>> Start

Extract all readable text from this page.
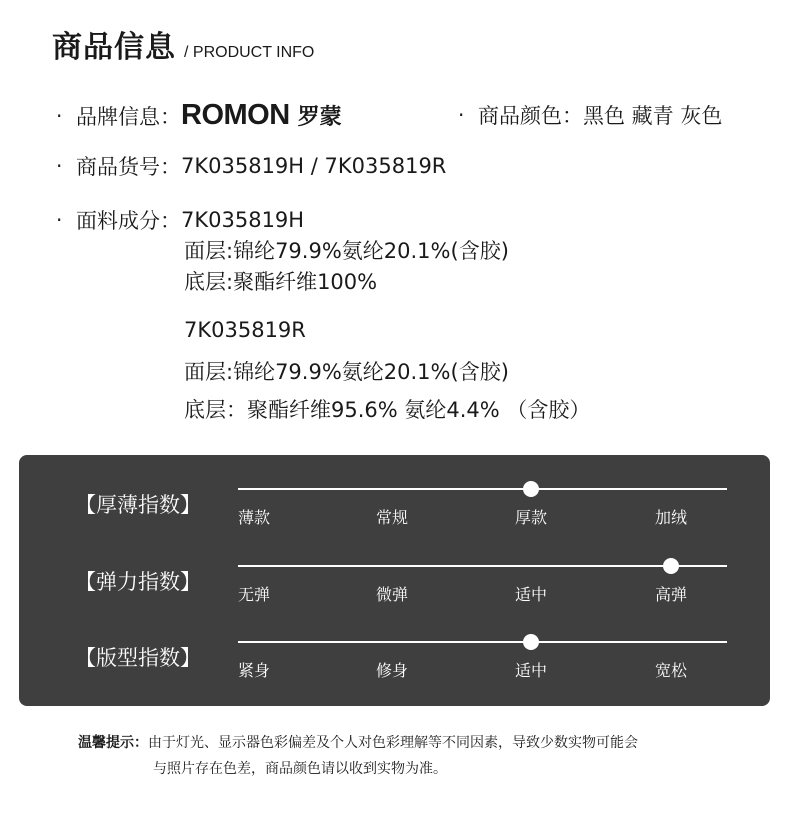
商品信息 / PRODUCT INFO
· 品牌信息： ROMON 罗蒙	· 商品颜色： 黑色 藏青 灰色
· 商品货号： 7K035819H / 7K035819R
· 面料成分： 7K035819H
面层:锦纶79.9%氨纶20.1%(含胶)
底层:聚酯纤维100%
7K035819R
面层:锦纶79.9%氨纶20.1%(含胶)
底层：聚酯纤维95.6% 氨纶4.4% （含胶）
【厚薄指数】
薄款	常规	厚款	加绒
【弹力指数】
无弹	微弹	适中	高弹
【版型指数】
紧身	修身	适中	宽松
温馨提示：由于灯光、显示器色彩偏差及个人对色彩理解等不同因素，导致少数实物可能会
与照片存在色差，商品颜色请以收到实物为准。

>> End

Your task is to transcribe all of the records precisely, with no images included.

Extract all readable text from this page.
商品信息 / PRODUCT INFO
· 品牌信息： ROMON 罗蒙	· 商品颜色： 黑色 藏青 灰色
· 商品货号： 7K035819H / 7K035819R
· 面料成分： 7K035819H
面层:锦纶79.9%氨纶20.1%(含胶)
底层:聚酯纤维100%
7K035819R
面层:锦纶79.9%氨纶20.1%(含胶)
底层：聚酯纤维95.6% 氨纶4.4% （含胶）
【厚薄指数】
薄款	常规	厚款	加绒
【弹力指数】
无弹	微弹	适中	高弹
【版型指数】
紧身	修身	适中	宽松
温馨提示：由于灯光、显示器色彩偏差及个人对色彩理解等不同因素，导致少数实物可能会
与照片存在色差，商品颜色请以收到实物为准。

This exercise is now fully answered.